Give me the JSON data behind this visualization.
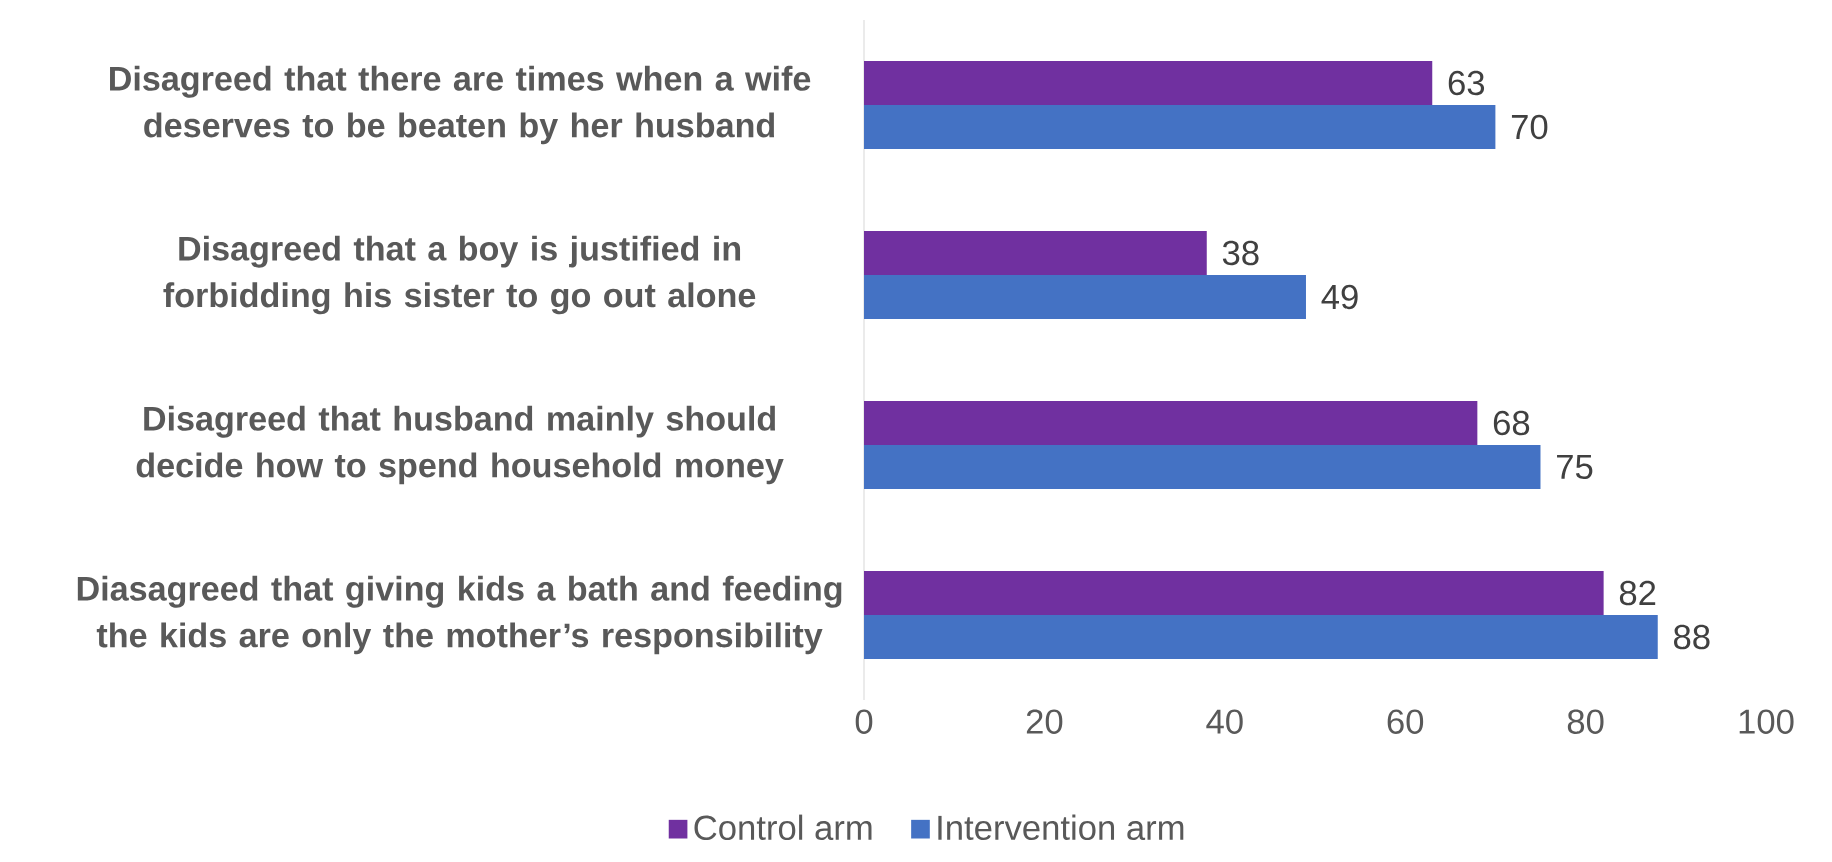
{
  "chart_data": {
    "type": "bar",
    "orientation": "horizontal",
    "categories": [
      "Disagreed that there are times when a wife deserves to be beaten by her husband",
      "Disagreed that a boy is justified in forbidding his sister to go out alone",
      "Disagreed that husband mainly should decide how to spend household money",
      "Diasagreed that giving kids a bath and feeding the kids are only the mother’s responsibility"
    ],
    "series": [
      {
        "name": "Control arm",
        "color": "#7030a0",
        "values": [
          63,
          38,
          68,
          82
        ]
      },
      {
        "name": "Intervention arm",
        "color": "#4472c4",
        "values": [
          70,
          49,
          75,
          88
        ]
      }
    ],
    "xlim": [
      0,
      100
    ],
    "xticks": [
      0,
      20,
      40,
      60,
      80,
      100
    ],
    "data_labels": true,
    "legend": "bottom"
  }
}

--

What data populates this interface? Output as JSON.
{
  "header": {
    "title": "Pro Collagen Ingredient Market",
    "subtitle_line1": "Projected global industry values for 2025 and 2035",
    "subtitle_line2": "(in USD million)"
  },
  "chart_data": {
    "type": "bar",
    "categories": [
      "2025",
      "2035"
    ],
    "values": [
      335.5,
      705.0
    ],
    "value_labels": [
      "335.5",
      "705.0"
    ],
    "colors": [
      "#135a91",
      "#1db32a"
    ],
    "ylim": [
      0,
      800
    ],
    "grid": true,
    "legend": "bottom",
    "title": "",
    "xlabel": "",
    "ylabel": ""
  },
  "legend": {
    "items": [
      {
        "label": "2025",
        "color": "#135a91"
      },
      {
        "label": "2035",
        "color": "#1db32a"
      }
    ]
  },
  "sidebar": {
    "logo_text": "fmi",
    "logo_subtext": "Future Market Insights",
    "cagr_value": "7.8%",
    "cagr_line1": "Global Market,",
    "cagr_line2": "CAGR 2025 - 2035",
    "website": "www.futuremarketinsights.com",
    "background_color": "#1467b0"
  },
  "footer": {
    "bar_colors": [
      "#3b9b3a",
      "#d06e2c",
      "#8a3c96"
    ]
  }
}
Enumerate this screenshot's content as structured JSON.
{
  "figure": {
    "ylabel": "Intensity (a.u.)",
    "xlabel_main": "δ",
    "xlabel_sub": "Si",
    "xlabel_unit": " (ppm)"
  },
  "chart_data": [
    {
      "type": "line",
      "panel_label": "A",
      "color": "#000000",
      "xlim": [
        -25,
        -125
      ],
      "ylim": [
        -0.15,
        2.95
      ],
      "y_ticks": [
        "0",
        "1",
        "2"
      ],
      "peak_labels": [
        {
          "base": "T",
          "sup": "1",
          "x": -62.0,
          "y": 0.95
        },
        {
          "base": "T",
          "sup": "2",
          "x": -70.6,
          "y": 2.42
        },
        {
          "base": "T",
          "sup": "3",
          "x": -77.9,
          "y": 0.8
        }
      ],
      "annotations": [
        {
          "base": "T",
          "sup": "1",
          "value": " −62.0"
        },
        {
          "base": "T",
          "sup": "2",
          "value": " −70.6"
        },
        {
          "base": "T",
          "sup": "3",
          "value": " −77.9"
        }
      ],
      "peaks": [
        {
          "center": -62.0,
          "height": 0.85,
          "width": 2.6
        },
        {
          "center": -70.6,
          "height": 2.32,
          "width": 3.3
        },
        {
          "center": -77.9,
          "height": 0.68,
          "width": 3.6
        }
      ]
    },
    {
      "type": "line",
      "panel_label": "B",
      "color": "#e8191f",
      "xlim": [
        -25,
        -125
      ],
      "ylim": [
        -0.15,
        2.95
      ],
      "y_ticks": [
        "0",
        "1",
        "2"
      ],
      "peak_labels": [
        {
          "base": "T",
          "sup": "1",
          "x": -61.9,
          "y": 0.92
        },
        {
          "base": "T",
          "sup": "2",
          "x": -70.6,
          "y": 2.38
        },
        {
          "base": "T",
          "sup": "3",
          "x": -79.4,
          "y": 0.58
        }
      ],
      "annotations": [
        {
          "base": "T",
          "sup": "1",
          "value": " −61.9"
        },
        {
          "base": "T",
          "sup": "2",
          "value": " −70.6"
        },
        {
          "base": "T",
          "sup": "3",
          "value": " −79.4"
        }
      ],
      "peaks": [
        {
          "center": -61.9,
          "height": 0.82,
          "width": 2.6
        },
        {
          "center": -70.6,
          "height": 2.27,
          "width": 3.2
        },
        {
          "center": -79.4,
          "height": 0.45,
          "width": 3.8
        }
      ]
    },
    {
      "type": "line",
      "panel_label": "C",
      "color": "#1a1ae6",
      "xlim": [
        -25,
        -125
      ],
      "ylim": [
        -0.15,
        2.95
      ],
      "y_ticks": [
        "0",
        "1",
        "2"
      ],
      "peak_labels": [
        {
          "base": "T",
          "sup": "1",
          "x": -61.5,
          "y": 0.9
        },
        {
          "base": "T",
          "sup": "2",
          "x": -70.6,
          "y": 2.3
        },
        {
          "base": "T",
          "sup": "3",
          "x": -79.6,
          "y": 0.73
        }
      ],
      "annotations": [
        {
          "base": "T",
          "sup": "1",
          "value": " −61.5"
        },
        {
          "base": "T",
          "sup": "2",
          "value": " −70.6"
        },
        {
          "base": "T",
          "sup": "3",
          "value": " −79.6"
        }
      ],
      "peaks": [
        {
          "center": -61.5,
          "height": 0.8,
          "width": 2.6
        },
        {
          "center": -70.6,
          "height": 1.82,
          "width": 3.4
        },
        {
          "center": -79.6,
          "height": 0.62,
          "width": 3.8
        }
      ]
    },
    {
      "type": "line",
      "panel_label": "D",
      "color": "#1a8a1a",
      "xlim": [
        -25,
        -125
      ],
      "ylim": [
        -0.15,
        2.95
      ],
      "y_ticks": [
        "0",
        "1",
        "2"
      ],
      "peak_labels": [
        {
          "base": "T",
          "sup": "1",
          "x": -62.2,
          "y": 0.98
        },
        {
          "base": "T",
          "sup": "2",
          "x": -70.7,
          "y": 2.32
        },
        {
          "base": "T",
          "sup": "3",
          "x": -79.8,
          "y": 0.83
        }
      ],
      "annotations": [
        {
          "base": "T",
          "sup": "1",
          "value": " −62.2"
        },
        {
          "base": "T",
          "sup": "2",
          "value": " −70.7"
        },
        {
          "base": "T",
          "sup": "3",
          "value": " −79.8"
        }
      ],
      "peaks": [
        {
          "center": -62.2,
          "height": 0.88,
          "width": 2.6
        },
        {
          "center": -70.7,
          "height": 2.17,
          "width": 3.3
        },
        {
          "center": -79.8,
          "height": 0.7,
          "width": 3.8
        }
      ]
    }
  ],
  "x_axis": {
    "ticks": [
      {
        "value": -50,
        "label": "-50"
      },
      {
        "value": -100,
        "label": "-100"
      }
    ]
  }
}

--

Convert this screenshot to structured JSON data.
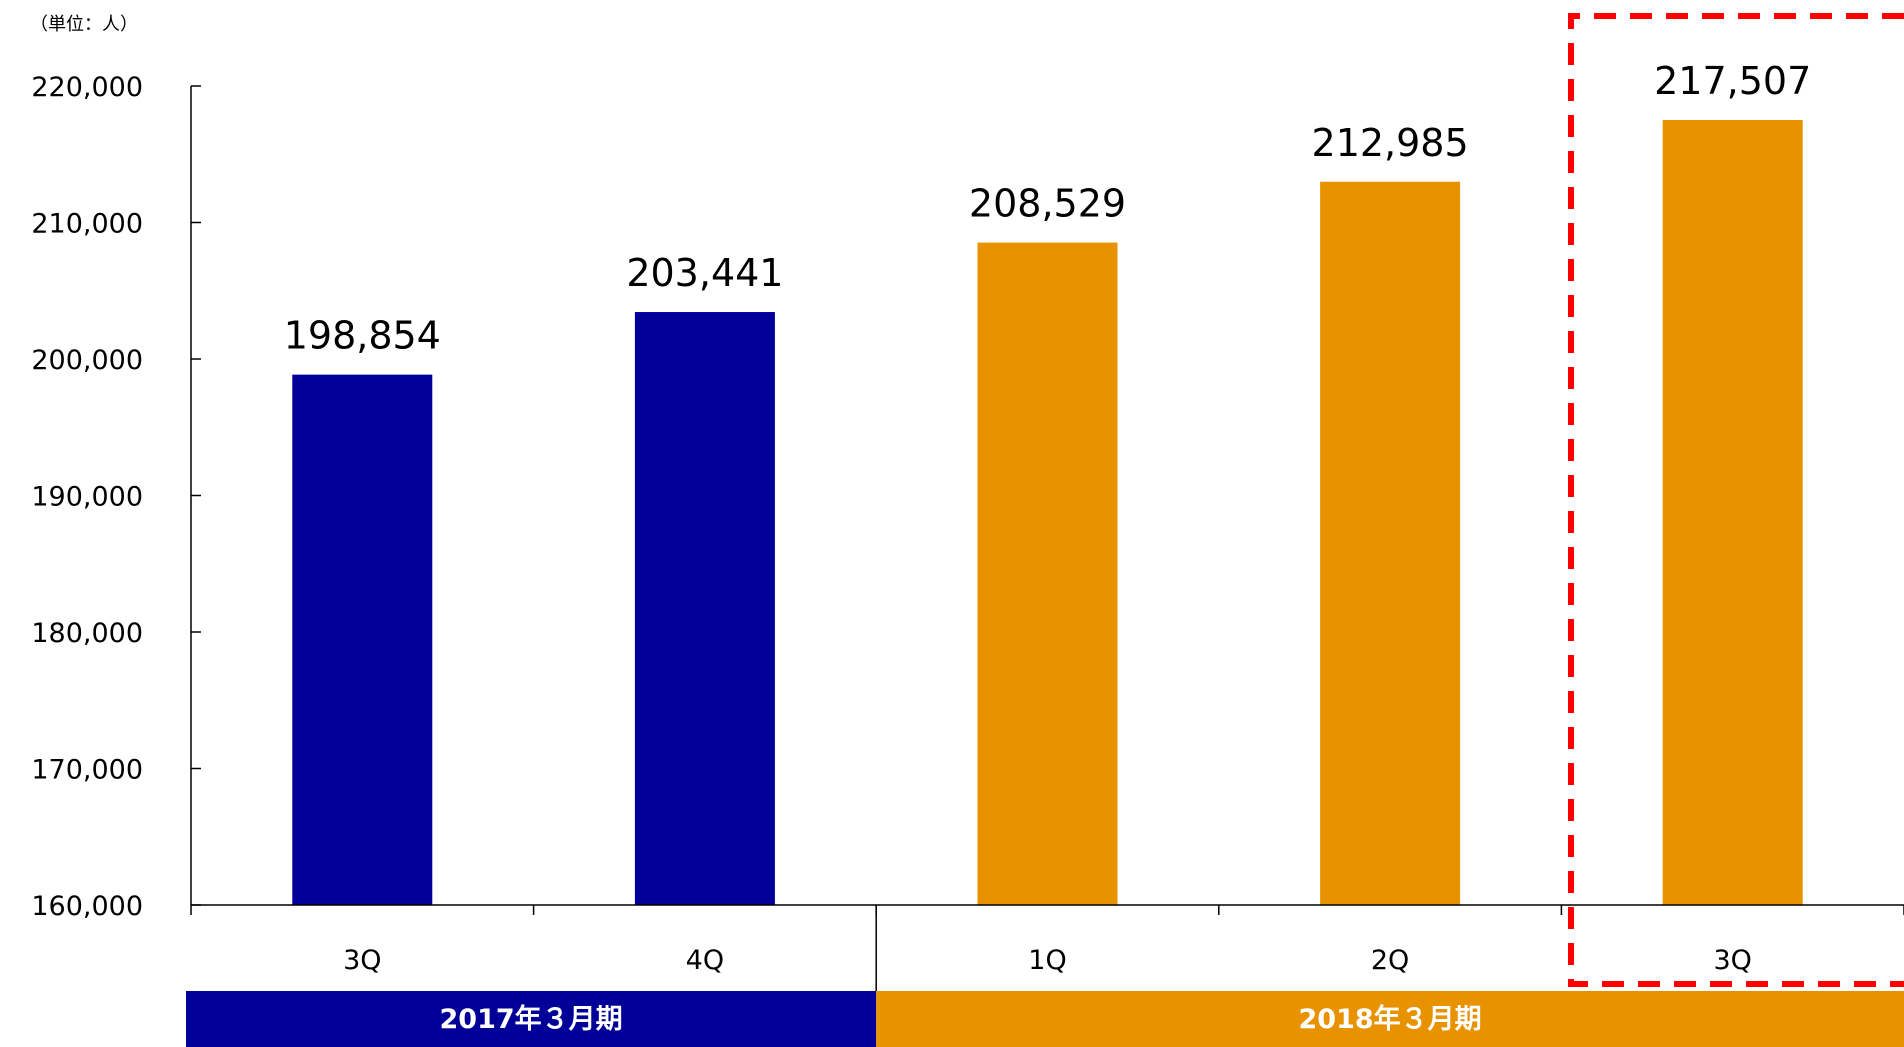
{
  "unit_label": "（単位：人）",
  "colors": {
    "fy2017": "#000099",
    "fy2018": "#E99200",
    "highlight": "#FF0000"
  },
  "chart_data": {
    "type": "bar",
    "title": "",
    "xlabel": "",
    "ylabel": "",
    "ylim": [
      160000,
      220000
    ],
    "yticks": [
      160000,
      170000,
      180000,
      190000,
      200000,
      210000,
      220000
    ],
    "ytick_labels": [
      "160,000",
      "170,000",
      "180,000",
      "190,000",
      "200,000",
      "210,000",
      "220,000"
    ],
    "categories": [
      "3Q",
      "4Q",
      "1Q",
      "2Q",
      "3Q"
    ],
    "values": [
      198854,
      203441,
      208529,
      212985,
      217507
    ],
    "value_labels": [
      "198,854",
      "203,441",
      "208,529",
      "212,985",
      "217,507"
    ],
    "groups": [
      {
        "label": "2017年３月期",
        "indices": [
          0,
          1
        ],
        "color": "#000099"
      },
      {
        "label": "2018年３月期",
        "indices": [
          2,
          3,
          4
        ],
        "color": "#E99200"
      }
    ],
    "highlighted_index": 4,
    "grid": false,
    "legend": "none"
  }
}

■ **What the task asks**:
Of the lines in this listing, how many contain "that"? Reply with the number and nothing more.

■ **Answer for this exercise**:
4